Description of the task:
Set down the full listing exactly, character for character.

# START OF Provided records

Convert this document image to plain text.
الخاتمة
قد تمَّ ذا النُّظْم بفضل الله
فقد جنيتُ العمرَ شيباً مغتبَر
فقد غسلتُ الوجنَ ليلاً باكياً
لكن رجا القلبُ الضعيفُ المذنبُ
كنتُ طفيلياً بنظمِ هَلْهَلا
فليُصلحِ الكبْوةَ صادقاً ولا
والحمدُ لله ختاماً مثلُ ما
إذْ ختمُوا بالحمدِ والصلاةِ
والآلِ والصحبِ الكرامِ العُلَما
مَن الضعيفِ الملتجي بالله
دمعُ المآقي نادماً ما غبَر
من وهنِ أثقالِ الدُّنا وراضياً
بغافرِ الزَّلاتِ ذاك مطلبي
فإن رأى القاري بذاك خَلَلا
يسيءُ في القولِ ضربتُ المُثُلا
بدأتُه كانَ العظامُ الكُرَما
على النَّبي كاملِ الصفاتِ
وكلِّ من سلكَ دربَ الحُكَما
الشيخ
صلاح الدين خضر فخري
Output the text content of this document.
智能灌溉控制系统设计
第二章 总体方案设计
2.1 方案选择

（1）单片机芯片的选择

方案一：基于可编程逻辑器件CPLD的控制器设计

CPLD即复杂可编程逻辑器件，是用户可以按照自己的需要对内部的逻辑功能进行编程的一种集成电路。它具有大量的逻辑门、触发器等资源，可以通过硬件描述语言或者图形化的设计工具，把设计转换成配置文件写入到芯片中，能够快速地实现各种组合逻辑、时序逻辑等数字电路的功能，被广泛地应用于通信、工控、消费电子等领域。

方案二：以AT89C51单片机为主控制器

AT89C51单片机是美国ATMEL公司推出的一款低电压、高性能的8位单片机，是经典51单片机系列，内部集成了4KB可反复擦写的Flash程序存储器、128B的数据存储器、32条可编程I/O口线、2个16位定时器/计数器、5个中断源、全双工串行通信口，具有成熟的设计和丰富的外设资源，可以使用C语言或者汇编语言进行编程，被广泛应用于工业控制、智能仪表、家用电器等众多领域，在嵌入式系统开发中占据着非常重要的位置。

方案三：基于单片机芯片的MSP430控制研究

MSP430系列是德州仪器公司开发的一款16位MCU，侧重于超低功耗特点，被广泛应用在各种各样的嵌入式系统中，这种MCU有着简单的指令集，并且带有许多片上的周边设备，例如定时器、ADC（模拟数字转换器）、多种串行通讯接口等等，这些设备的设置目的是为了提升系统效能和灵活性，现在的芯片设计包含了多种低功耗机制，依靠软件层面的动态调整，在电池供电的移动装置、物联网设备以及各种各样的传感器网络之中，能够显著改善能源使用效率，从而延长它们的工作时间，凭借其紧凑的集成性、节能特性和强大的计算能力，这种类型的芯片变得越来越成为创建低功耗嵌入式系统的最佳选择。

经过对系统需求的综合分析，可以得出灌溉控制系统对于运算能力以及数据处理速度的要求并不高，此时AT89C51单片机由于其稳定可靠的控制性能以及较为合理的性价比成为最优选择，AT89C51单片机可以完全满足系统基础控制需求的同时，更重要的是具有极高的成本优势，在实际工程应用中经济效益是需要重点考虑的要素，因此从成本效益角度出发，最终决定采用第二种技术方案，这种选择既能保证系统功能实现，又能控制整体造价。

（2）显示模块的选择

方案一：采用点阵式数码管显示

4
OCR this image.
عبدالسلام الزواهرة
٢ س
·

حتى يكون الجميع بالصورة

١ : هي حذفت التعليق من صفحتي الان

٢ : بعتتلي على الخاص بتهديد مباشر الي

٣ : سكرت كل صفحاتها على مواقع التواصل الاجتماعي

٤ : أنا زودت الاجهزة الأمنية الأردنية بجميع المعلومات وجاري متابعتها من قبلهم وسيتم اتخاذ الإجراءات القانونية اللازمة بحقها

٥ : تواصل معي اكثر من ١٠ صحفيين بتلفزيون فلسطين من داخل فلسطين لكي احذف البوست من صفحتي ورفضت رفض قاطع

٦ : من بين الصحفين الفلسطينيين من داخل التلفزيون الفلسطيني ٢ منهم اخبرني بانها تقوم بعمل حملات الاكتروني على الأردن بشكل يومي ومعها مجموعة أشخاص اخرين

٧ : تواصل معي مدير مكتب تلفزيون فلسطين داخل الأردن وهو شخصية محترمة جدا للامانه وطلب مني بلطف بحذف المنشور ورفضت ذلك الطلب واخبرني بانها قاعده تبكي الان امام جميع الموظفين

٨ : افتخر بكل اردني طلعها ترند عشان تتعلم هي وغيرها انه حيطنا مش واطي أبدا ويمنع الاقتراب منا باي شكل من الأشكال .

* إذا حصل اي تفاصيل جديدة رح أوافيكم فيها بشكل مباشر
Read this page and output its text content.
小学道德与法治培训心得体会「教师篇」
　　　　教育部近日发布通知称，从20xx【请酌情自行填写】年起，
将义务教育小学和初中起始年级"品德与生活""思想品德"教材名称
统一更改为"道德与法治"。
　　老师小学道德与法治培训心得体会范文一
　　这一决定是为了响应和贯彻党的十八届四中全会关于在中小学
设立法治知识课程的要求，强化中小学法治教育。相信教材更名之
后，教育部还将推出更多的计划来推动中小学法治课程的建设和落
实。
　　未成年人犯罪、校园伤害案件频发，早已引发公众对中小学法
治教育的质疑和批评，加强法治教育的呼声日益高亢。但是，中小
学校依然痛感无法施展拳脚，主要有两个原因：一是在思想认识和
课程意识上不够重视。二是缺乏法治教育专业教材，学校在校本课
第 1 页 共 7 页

# END OF Provided records

Answer to the exercise:
Convert this document image to plain text.
الخاتمة
قد تمَّ ذا النُّظْم بفضل الله
فقد جنيتُ العمرَ شيباً مغتبَر
فقد غسلتُ الوجنَ ليلاً باكياً
لكن رجا القلبُ الضعيفُ المذنبُ
كنتُ طفيلياً بنظمِ هَلْهَلا
فليُصلحِ الكبْوةَ صادقاً ولا
والحمدُ لله ختاماً مثلُ ما
إذْ ختمُوا بالحمدِ والصلاةِ
والآلِ والصحبِ الكرامِ العُلَما
مَن الضعيفِ الملتجي بالله
دمعُ المآقي نادماً ما غبَر
من وهنِ أثقالِ الدُّنا وراضياً
بغافرِ الزَّلاتِ ذاك مطلبي
فإن رأى القاري بذاك خَلَلا
يسيءُ في القولِ ضربتُ المُثُلا
بدأتُه كانَ العظامُ الكُرَما
على النَّبي كاملِ الصفاتِ
وكلِّ من سلكَ دربَ الحُكَما
الشيخ
صلاح الدين خضر فخري
Output the text content of this document.
智能灌溉控制系统设计
第二章 总体方案设计
2.1 方案选择

（1）单片机芯片的选择

方案一：基于可编程逻辑器件CPLD的控制器设计

CPLD即复杂可编程逻辑器件，是用户可以按照自己的需要对内部的逻辑功能进行编程的一种集成电路。它具有大量的逻辑门、触发器等资源，可以通过硬件描述语言或者图形化的设计工具，把设计转换成配置文件写入到芯片中，能够快速地实现各种组合逻辑、时序逻辑等数字电路的功能，被广泛地应用于通信、工控、消费电子等领域。

方案二：以AT89C51单片机为主控制器

AT89C51单片机是美国ATMEL公司推出的一款低电压、高性能的8位单片机，是经典51单片机系列，内部集成了4KB可反复擦写的Flash程序存储器、128B的数据存储器、32条可编程I/O口线、2个16位定时器/计数器、5个中断源、全双工串行通信口，具有成熟的设计和丰富的外设资源，可以使用C语言或者汇编语言进行编程，被广泛应用于工业控制、智能仪表、家用电器等众多领域，在嵌入式系统开发中占据着非常重要的位置。

方案三：基于单片机芯片的MSP430控制研究

MSP430系列是德州仪器公司开发的一款16位MCU，侧重于超低功耗特点，被广泛应用在各种各样的嵌入式系统中，这种MCU有着简单的指令集，并且带有许多片上的周边设备，例如定时器、ADC（模拟数字转换器）、多种串行通讯接口等等，这些设备的设置目的是为了提升系统效能和灵活性，现在的芯片设计包含了多种低功耗机制，依靠软件层面的动态调整，在电池供电的移动装置、物联网设备以及各种各样的传感器网络之中，能够显著改善能源使用效率，从而延长它们的工作时间，凭借其紧凑的集成性、节能特性和强大的计算能力，这种类型的芯片变得越来越成为创建低功耗嵌入式系统的最佳选择。

经过对系统需求的综合分析，可以得出灌溉控制系统对于运算能力以及数据处理速度的要求并不高，此时AT89C51单片机由于其稳定可靠的控制性能以及较为合理的性价比成为最优选择，AT89C51单片机可以完全满足系统基础控制需求的同时，更重要的是具有极高的成本优势，在实际工程应用中经济效益是需要重点考虑的要素，因此从成本效益角度出发，最终决定采用第二种技术方案，这种选择既能保证系统功能实现，又能控制整体造价。

（2）显示模块的选择

方案一：采用点阵式数码管显示

4
OCR this image.
عبدالسلام الزواهرة
٢ س
·

حتى يكون الجميع بالصورة

١ : هي حذفت التعليق من صفحتي الان

٢ : بعتتلي على الخاص بتهديد مباشر الي

٣ : سكرت كل صفحاتها على مواقع التواصل الاجتماعي

٤ : أنا زودت الاجهزة الأمنية الأردنية بجميع المعلومات وجاري متابعتها من قبلهم وسيتم اتخاذ الإجراءات القانونية اللازمة بحقها

٥ : تواصل معي اكثر من ١٠ صحفيين بتلفزيون فلسطين من داخل فلسطين لكي احذف البوست من صفحتي ورفضت رفض قاطع

٦ : من بين الصحفين الفلسطينيين من داخل التلفزيون الفلسطيني ٢ منهم اخبرني بانها تقوم بعمل حملات الاكتروني على الأردن بشكل يومي ومعها مجموعة أشخاص اخرين

٧ : تواصل معي مدير مكتب تلفزيون فلسطين داخل الأردن وهو شخصية محترمة جدا للامانه وطلب مني بلطف بحذف المنشور ورفضت ذلك الطلب واخبرني بانها قاعده تبكي الان امام جميع الموظفين

٨ : افتخر بكل اردني طلعها ترند عشان تتعلم هي وغيرها انه حيطنا مش واطي أبدا ويمنع الاقتراب منا باي شكل من الأشكال .

* إذا حصل اي تفاصيل جديدة رح أوافيكم فيها بشكل مباشر
Read this page and output its text content.
小学道德与法治培训心得体会「教师篇」
　　　　教育部近日发布通知称，从20xx【请酌情自行填写】年起，
将义务教育小学和初中起始年级"品德与生活""思想品德"教材名称
统一更改为"道德与法治"。
　　老师小学道德与法治培训心得体会范文一
　　这一决定是为了响应和贯彻党的十八届四中全会关于在中小学
设立法治知识课程的要求，强化中小学法治教育。相信教材更名之
后，教育部还将推出更多的计划来推动中小学法治课程的建设和落
实。
　　未成年人犯罪、校园伤害案件频发，早已引发公众对中小学法
治教育的质疑和批评，加强法治教育的呼声日益高亢。但是，中小
学校依然痛感无法施展拳脚，主要有两个原因：一是在思想认识和
课程意识上不够重视。二是缺乏法治教育专业教材，学校在校本课
第 1 页 共 7 页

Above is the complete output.